• **Objective**:
Transcribe the full listing exactly, and drop every picture.

Records from a data source:
···
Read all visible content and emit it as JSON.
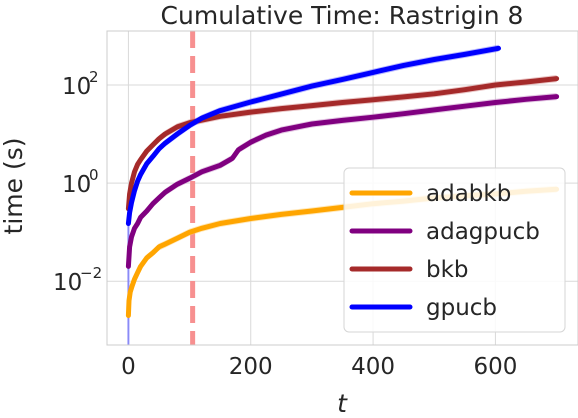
{
  "chart_data": {
    "type": "line",
    "title": "Cumulative Time: Rastrigin 8",
    "xlabel": "t",
    "ylabel": "time (s)",
    "xlim": [
      -35,
      735
    ],
    "ylim_log10": [
      -3.3,
      3.1
    ],
    "yscale": "log",
    "grid": true,
    "legend_position": "bottom-right",
    "x_ticks": [
      {
        "value": 0,
        "label": "0"
      },
      {
        "value": 200,
        "label": "200"
      },
      {
        "value": 400,
        "label": "400"
      },
      {
        "value": 600,
        "label": "600"
      }
    ],
    "y_ticks": [
      {
        "exp": 2,
        "base": "10",
        "sup": "2"
      },
      {
        "exp": 0,
        "base": "10",
        "sup": "0"
      },
      {
        "exp": -2,
        "base": "10",
        "sup": "−2"
      }
    ],
    "vline": {
      "x": 105,
      "color": "#f79090"
    },
    "series": [
      {
        "name": "adabkb",
        "color": "#ffa500",
        "band_color": "#ffcc66",
        "points": [
          [
            0,
            0.002
          ],
          [
            1,
            0.004
          ],
          [
            3,
            0.006
          ],
          [
            6,
            0.008
          ],
          [
            10,
            0.011
          ],
          [
            15,
            0.015
          ],
          [
            20,
            0.02
          ],
          [
            30,
            0.03
          ],
          [
            40,
            0.038
          ],
          [
            50,
            0.05
          ],
          [
            60,
            0.057
          ],
          [
            80,
            0.075
          ],
          [
            100,
            0.1
          ],
          [
            120,
            0.12
          ],
          [
            150,
            0.15
          ],
          [
            200,
            0.19
          ],
          [
            250,
            0.23
          ],
          [
            300,
            0.27
          ],
          [
            350,
            0.32
          ],
          [
            400,
            0.38
          ],
          [
            450,
            0.43
          ],
          [
            500,
            0.5
          ],
          [
            550,
            0.55
          ],
          [
            600,
            0.6
          ],
          [
            650,
            0.68
          ],
          [
            700,
            0.75
          ]
        ]
      },
      {
        "name": "adagpucb",
        "color": "#800080",
        "band_color": "#c080c0",
        "points": [
          [
            0,
            0.02
          ],
          [
            2,
            0.05
          ],
          [
            5,
            0.08
          ],
          [
            10,
            0.12
          ],
          [
            15,
            0.15
          ],
          [
            20,
            0.2
          ],
          [
            30,
            0.27
          ],
          [
            40,
            0.38
          ],
          [
            50,
            0.5
          ],
          [
            60,
            0.65
          ],
          [
            80,
            0.95
          ],
          [
            100,
            1.25
          ],
          [
            120,
            1.7
          ],
          [
            150,
            2.3
          ],
          [
            170,
            3.2
          ],
          [
            180,
            4.8
          ],
          [
            200,
            6.8
          ],
          [
            225,
            9.5
          ],
          [
            250,
            12
          ],
          [
            300,
            16
          ],
          [
            350,
            19
          ],
          [
            400,
            22
          ],
          [
            450,
            26
          ],
          [
            500,
            31
          ],
          [
            550,
            37
          ],
          [
            600,
            44
          ],
          [
            650,
            51
          ],
          [
            700,
            58
          ]
        ]
      },
      {
        "name": "bkb",
        "color": "#a52a2a",
        "band_color": "#d08080",
        "points": [
          [
            0,
            0.3
          ],
          [
            2,
            0.6
          ],
          [
            5,
            1
          ],
          [
            10,
            1.7
          ],
          [
            15,
            2.4
          ],
          [
            20,
            3
          ],
          [
            30,
            4.5
          ],
          [
            40,
            6
          ],
          [
            50,
            8
          ],
          [
            60,
            10
          ],
          [
            80,
            14
          ],
          [
            100,
            17
          ],
          [
            150,
            23
          ],
          [
            200,
            28
          ],
          [
            250,
            33
          ],
          [
            300,
            38
          ],
          [
            350,
            44
          ],
          [
            400,
            50
          ],
          [
            450,
            57
          ],
          [
            500,
            66
          ],
          [
            550,
            80
          ],
          [
            600,
            100
          ],
          [
            650,
            115
          ],
          [
            700,
            135
          ]
        ]
      },
      {
        "name": "gpucb",
        "color": "#0000ff",
        "band_color": "#6666ff",
        "points": [
          [
            0,
            0.15
          ],
          [
            2,
            0.25
          ],
          [
            5,
            0.4
          ],
          [
            10,
            0.7
          ],
          [
            15,
            1.1
          ],
          [
            20,
            1.5
          ],
          [
            30,
            2.5
          ],
          [
            40,
            3.5
          ],
          [
            50,
            5
          ],
          [
            60,
            6.5
          ],
          [
            80,
            10
          ],
          [
            100,
            15
          ],
          [
            120,
            21
          ],
          [
            150,
            30
          ],
          [
            200,
            45
          ],
          [
            250,
            65
          ],
          [
            300,
            95
          ],
          [
            350,
            130
          ],
          [
            400,
            180
          ],
          [
            450,
            250
          ],
          [
            500,
            330
          ],
          [
            550,
            420
          ],
          [
            605,
            560
          ]
        ]
      }
    ]
  }
}
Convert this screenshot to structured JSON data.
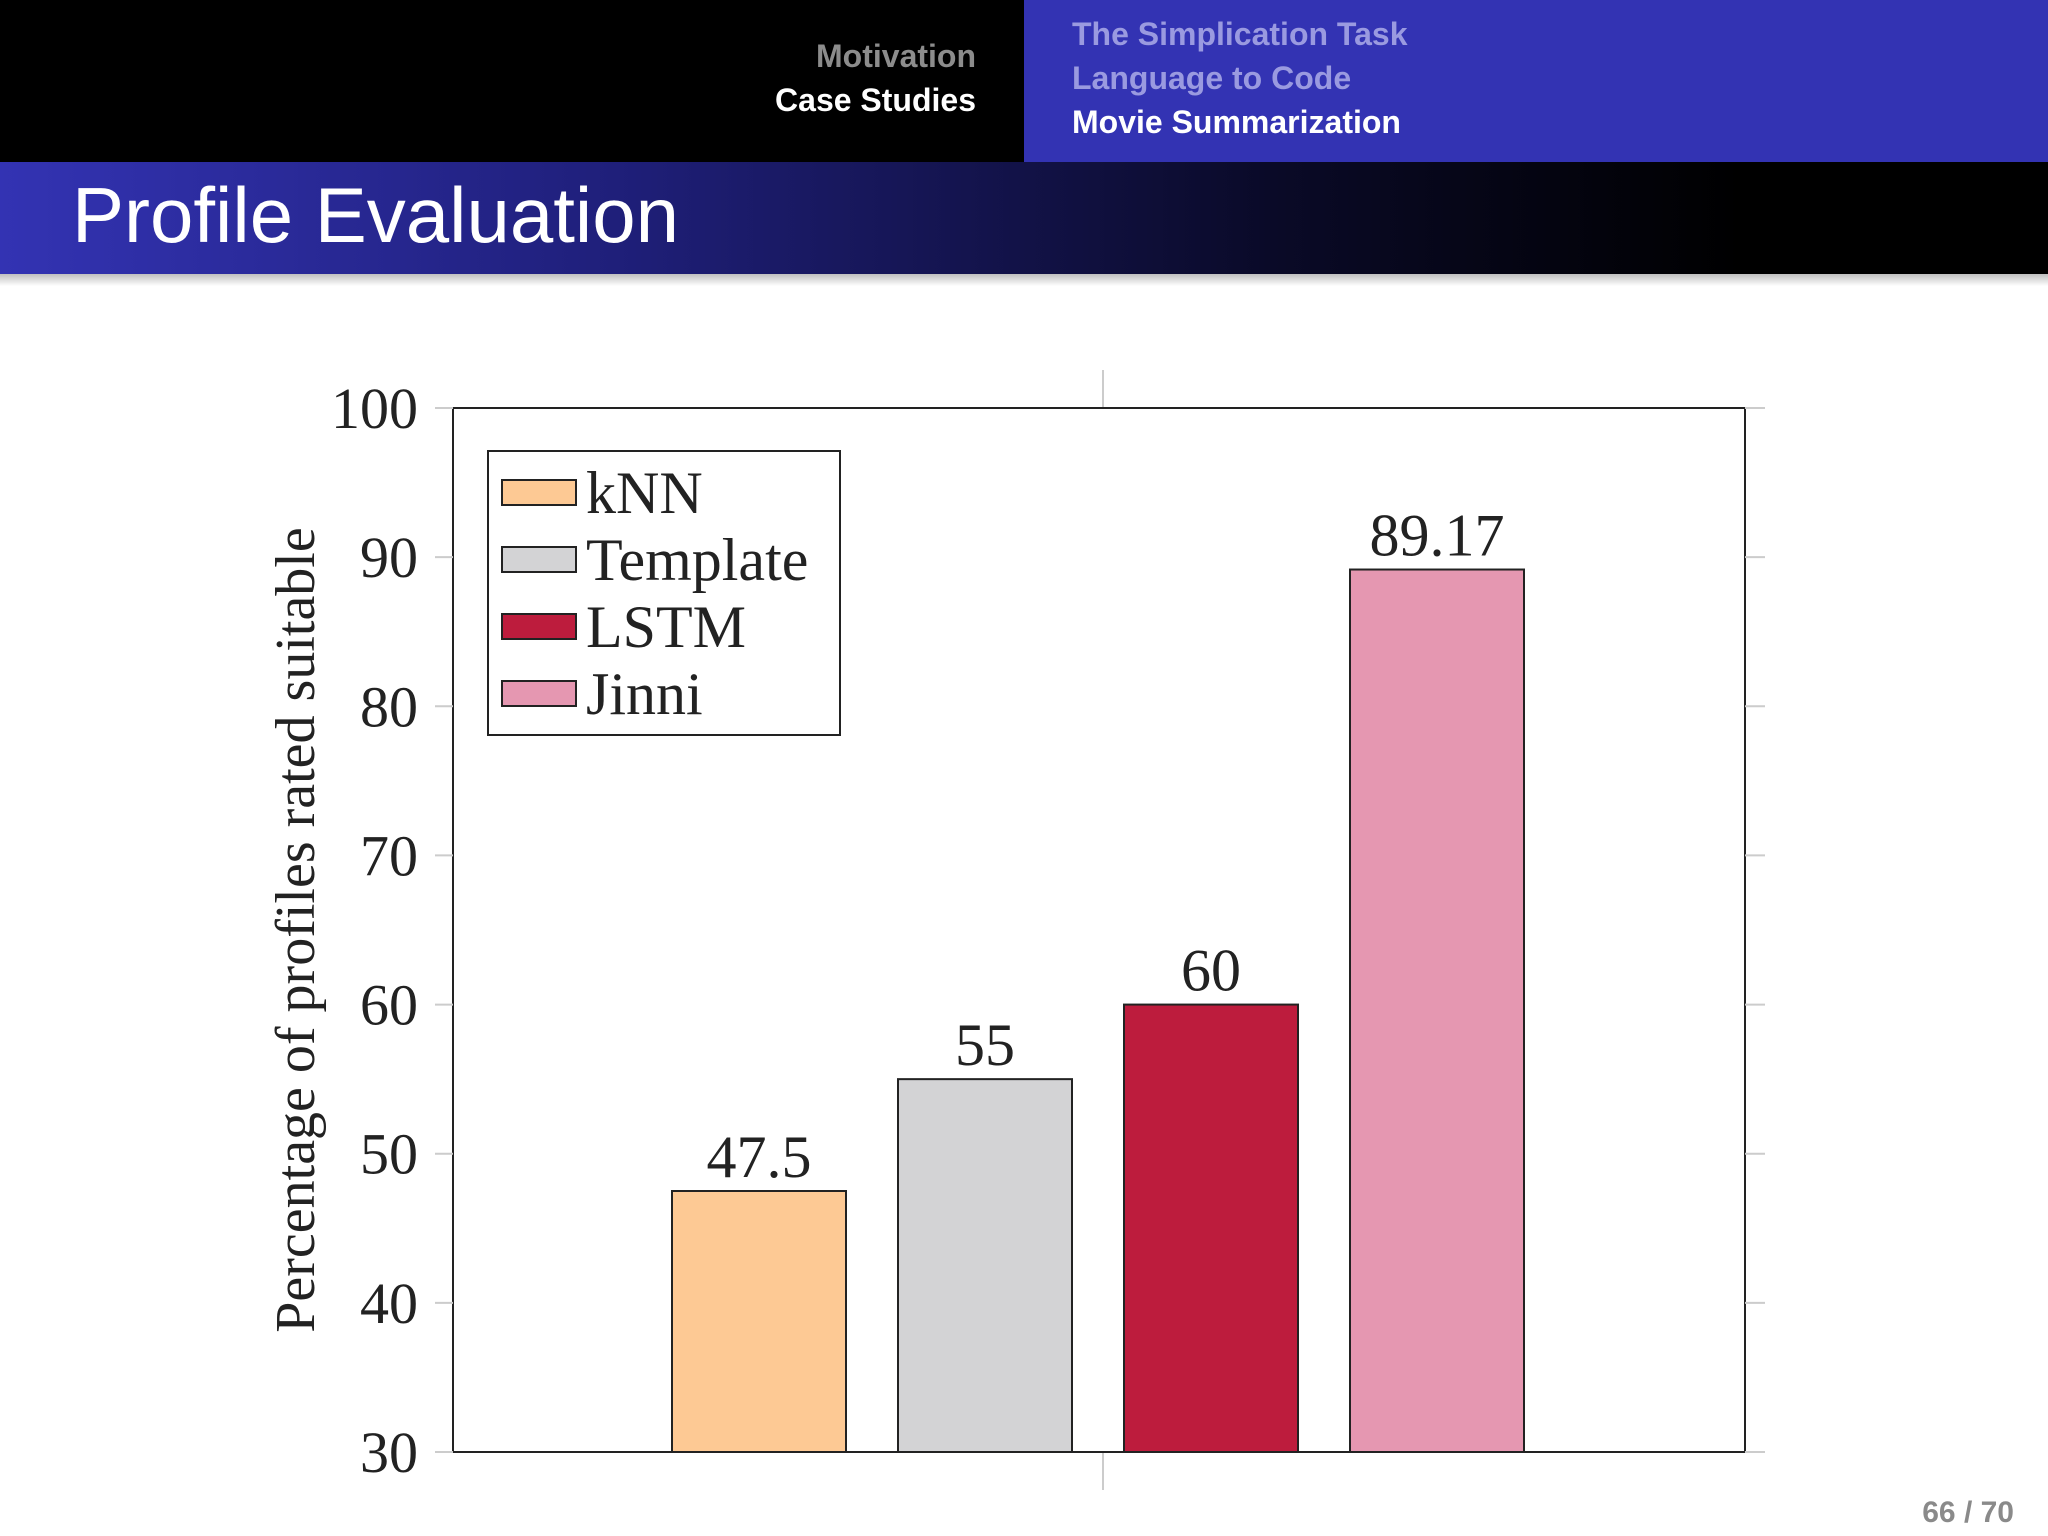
{
  "header": {
    "sections": [
      {
        "label": "Motivation",
        "active": false
      },
      {
        "label": "Case Studies",
        "active": true
      }
    ],
    "subsections": [
      {
        "label": "The Simplication Task",
        "active": false
      },
      {
        "label": "Language to Code",
        "active": false
      },
      {
        "label": "Movie Summarization",
        "active": true
      }
    ]
  },
  "frame": {
    "title": "Profile Evaluation",
    "page": "66 / 70"
  },
  "chart_data": {
    "type": "bar",
    "ylabel": "Percentage of profiles rated suitable",
    "ylim": [
      30,
      100
    ],
    "yticks": [
      30,
      40,
      50,
      60,
      70,
      80,
      90,
      100
    ],
    "grid": false,
    "legend_position": "top-left",
    "series": [
      {
        "name": "kNN",
        "value": 47.5,
        "label": "47.5",
        "color": "#fdc994"
      },
      {
        "name": "Template",
        "value": 55,
        "label": "55",
        "color": "#d3d3d5"
      },
      {
        "name": "LSTM",
        "value": 60,
        "label": "60",
        "color": "#bd1c3d"
      },
      {
        "name": "Jinni",
        "value": 89.17,
        "label": "89.17",
        "color": "#e597b1"
      }
    ]
  }
}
···
• **Result of the task**:
Read all visible content and emit it as JSON.
{
  "chart_data": {
    "type": "line",
    "title": "Cumulative Time: Rastrigin 8",
    "xlabel": "t",
    "ylabel": "time (s)",
    "xlim": [
      -35,
      735
    ],
    "ylim_log10": [
      -3.3,
      3.1
    ],
    "yscale": "log",
    "grid": true,
    "legend_position": "bottom-right",
    "x_ticks": [
      {
        "value": 0,
        "label": "0"
      },
      {
        "value": 200,
        "label": "200"
      },
      {
        "value": 400,
        "label": "400"
      },
      {
        "value": 600,
        "label": "600"
      }
    ],
    "y_ticks": [
      {
        "exp": 2,
        "base": "10",
        "sup": "2"
      },
      {
        "exp": 0,
        "base": "10",
        "sup": "0"
      },
      {
        "exp": -2,
        "base": "10",
        "sup": "−2"
      }
    ],
    "vline": {
      "x": 105,
      "color": "#f79090"
    },
    "series": [
      {
        "name": "adabkb",
        "color": "#ffa500",
        "band_color": "#ffcc66",
        "points": [
          [
            0,
            0.002
          ],
          [
            1,
            0.004
          ],
          [
            3,
            0.006
          ],
          [
            6,
            0.008
          ],
          [
            10,
            0.011
          ],
          [
            15,
            0.015
          ],
          [
            20,
            0.02
          ],
          [
            30,
            0.03
          ],
          [
            40,
            0.038
          ],
          [
            50,
            0.05
          ],
          [
            60,
            0.057
          ],
          [
            80,
            0.075
          ],
          [
            100,
            0.1
          ],
          [
            120,
            0.12
          ],
          [
            150,
            0.15
          ],
          [
            200,
            0.19
          ],
          [
            250,
            0.23
          ],
          [
            300,
            0.27
          ],
          [
            350,
            0.32
          ],
          [
            400,
            0.38
          ],
          [
            450,
            0.43
          ],
          [
            500,
            0.5
          ],
          [
            550,
            0.55
          ],
          [
            600,
            0.6
          ],
          [
            650,
            0.68
          ],
          [
            700,
            0.75
          ]
        ]
      },
      {
        "name": "adagpucb",
        "color": "#800080",
        "band_color": "#c080c0",
        "points": [
          [
            0,
            0.02
          ],
          [
            2,
            0.05
          ],
          [
            5,
            0.08
          ],
          [
            10,
            0.12
          ],
          [
            15,
            0.15
          ],
          [
            20,
            0.2
          ],
          [
            30,
            0.27
          ],
          [
            40,
            0.38
          ],
          [
            50,
            0.5
          ],
          [
            60,
            0.65
          ],
          [
            80,
            0.95
          ],
          [
            100,
            1.25
          ],
          [
            120,
            1.7
          ],
          [
            150,
            2.3
          ],
          [
            170,
            3.2
          ],
          [
            180,
            4.8
          ],
          [
            200,
            6.8
          ],
          [
            225,
            9.5
          ],
          [
            250,
            12
          ],
          [
            300,
            16
          ],
          [
            350,
            19
          ],
          [
            400,
            22
          ],
          [
            450,
            26
          ],
          [
            500,
            31
          ],
          [
            550,
            37
          ],
          [
            600,
            44
          ],
          [
            650,
            51
          ],
          [
            700,
            58
          ]
        ]
      },
      {
        "name": "bkb",
        "color": "#a52a2a",
        "band_color": "#d08080",
        "points": [
          [
            0,
            0.3
          ],
          [
            2,
            0.6
          ],
          [
            5,
            1
          ],
          [
            10,
            1.7
          ],
          [
            15,
            2.4
          ],
          [
            20,
            3
          ],
          [
            30,
            4.5
          ],
          [
            40,
            6
          ],
          [
            50,
            8
          ],
          [
            60,
            10
          ],
          [
            80,
            14
          ],
          [
            100,
            17
          ],
          [
            150,
            23
          ],
          [
            200,
            28
          ],
          [
            250,
            33
          ],
          [
            300,
            38
          ],
          [
            350,
            44
          ],
          [
            400,
            50
          ],
          [
            450,
            57
          ],
          [
            500,
            66
          ],
          [
            550,
            80
          ],
          [
            600,
            100
          ],
          [
            650,
            115
          ],
          [
            700,
            135
          ]
        ]
      },
      {
        "name": "gpucb",
        "color": "#0000ff",
        "band_color": "#6666ff",
        "points": [
          [
            0,
            0.15
          ],
          [
            2,
            0.25
          ],
          [
            5,
            0.4
          ],
          [
            10,
            0.7
          ],
          [
            15,
            1.1
          ],
          [
            20,
            1.5
          ],
          [
            30,
            2.5
          ],
          [
            40,
            3.5
          ],
          [
            50,
            5
          ],
          [
            60,
            6.5
          ],
          [
            80,
            10
          ],
          [
            100,
            15
          ],
          [
            120,
            21
          ],
          [
            150,
            30
          ],
          [
            200,
            45
          ],
          [
            250,
            65
          ],
          [
            300,
            95
          ],
          [
            350,
            130
          ],
          [
            400,
            180
          ],
          [
            450,
            250
          ],
          [
            500,
            330
          ],
          [
            550,
            420
          ],
          [
            605,
            560
          ]
        ]
      }
    ]
  }
}
Convert this screenshot to structured JSON data.
{
  "header": {
    "sections": [
      {
        "label": "Motivation",
        "active": false
      },
      {
        "label": "Case Studies",
        "active": true
      }
    ],
    "subsections": [
      {
        "label": "The Simplication Task",
        "active": false
      },
      {
        "label": "Language to Code",
        "active": false
      },
      {
        "label": "Movie Summarization",
        "active": true
      }
    ]
  },
  "frame": {
    "title": "Profile Evaluation",
    "page": "66 / 70"
  },
  "chart_data": {
    "type": "bar",
    "ylabel": "Percentage of profiles rated suitable",
    "ylim": [
      30,
      100
    ],
    "yticks": [
      30,
      40,
      50,
      60,
      70,
      80,
      90,
      100
    ],
    "grid": false,
    "legend_position": "top-left",
    "series": [
      {
        "name": "kNN",
        "value": 47.5,
        "label": "47.5",
        "color": "#fdc994"
      },
      {
        "name": "Template",
        "value": 55,
        "label": "55",
        "color": "#d3d3d5"
      },
      {
        "name": "LSTM",
        "value": 60,
        "label": "60",
        "color": "#bd1c3d"
      },
      {
        "name": "Jinni",
        "value": 89.17,
        "label": "89.17",
        "color": "#e597b1"
      }
    ]
  }
}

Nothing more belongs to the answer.